SUPPLIED ENTRIES
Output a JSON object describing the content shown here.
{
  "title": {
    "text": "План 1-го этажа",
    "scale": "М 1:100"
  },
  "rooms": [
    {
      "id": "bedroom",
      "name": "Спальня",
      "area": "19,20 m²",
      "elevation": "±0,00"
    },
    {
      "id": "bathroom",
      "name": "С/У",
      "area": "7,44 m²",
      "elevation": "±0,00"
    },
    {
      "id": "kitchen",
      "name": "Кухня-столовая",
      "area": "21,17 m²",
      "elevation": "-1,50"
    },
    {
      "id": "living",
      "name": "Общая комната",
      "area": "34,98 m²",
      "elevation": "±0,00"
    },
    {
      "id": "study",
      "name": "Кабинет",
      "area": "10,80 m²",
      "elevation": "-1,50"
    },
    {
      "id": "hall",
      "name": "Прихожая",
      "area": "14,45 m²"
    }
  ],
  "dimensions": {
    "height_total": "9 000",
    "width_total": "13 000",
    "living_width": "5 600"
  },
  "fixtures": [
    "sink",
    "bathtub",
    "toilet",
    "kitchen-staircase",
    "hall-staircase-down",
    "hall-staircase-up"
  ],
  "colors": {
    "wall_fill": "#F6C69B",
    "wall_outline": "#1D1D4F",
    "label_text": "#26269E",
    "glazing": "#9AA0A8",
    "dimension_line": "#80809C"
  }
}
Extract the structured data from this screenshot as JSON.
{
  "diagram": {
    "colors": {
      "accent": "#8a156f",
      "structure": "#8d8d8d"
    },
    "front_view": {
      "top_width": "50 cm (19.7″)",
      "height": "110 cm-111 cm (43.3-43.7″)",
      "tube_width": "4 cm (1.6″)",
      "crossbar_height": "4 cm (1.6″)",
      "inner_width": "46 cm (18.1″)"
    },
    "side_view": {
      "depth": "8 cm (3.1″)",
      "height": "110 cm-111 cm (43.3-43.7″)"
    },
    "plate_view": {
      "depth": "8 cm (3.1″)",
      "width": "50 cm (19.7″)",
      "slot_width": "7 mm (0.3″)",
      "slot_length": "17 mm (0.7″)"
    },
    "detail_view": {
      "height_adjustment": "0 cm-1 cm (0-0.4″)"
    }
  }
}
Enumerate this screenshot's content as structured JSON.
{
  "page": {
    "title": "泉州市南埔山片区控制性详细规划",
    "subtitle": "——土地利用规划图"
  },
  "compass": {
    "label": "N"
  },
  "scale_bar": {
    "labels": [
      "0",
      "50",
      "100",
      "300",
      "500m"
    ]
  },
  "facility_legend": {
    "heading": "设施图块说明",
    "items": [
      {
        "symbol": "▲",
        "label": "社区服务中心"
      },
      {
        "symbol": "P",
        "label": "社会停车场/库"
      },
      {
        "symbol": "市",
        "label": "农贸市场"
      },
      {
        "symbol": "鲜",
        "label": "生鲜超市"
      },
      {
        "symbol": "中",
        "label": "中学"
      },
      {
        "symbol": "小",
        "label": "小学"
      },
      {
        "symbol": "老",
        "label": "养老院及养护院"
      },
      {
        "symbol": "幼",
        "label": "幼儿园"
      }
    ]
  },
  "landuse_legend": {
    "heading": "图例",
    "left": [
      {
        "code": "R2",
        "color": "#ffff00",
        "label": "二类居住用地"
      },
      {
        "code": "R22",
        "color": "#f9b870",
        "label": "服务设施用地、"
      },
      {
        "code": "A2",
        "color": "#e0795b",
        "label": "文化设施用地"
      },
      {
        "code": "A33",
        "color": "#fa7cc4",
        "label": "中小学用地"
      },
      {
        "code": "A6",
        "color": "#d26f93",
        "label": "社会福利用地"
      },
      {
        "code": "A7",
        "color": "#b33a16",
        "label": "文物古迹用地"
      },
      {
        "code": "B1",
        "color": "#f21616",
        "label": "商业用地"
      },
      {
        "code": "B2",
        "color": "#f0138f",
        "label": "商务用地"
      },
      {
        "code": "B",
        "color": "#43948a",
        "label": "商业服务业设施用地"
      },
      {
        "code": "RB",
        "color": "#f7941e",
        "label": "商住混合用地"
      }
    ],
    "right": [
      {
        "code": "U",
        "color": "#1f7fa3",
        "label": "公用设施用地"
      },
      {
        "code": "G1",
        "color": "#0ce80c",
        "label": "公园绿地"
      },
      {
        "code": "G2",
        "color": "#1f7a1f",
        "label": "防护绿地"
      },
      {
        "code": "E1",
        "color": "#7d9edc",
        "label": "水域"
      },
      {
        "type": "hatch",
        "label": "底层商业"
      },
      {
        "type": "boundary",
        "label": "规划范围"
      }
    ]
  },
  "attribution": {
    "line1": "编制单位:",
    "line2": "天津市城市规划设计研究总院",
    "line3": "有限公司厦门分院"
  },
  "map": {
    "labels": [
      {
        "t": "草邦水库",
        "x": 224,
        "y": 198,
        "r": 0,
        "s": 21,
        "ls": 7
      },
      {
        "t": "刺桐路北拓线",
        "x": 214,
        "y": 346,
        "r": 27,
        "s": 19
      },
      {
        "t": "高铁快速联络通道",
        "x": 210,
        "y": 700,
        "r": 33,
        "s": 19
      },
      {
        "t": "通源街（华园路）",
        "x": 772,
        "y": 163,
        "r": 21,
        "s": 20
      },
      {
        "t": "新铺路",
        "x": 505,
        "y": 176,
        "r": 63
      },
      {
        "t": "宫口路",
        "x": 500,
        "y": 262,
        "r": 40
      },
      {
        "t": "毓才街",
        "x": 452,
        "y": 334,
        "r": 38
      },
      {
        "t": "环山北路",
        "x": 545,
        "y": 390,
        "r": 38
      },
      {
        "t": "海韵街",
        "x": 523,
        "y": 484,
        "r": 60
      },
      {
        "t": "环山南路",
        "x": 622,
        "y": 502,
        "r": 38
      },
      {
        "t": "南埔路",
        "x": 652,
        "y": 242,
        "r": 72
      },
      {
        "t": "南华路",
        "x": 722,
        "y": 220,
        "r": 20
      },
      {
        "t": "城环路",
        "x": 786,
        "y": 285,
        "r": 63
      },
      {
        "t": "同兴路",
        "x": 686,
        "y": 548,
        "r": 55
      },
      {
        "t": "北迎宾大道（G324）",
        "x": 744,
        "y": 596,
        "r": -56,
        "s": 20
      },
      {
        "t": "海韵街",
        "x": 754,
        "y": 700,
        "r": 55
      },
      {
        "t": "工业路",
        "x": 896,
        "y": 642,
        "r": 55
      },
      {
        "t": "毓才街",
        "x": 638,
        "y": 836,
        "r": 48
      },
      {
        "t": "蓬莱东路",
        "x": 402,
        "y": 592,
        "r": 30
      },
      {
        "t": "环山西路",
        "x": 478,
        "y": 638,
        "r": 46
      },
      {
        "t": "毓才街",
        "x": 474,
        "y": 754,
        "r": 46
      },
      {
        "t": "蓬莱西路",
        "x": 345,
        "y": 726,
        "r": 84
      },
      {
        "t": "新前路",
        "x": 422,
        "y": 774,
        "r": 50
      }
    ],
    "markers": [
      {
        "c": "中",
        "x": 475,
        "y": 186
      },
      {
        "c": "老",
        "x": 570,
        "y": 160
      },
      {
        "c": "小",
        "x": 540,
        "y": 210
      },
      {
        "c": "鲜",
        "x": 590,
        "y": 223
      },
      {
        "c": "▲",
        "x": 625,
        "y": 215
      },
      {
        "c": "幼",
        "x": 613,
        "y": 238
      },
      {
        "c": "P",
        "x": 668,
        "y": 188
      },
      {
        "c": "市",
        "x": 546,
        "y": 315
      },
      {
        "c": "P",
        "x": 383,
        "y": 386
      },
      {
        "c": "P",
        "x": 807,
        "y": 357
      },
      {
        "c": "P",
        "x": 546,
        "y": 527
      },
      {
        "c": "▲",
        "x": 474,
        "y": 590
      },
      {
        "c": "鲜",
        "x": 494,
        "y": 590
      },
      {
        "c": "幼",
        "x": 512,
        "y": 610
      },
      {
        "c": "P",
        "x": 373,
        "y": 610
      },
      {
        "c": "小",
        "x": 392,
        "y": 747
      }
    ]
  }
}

OBJECTIVE
Track down every line with the word "structured" and copy it.

EXPECTED ANSWER
Extract the structured data from this screenshot as JSON.
Enumerate this screenshot's content as structured JSON.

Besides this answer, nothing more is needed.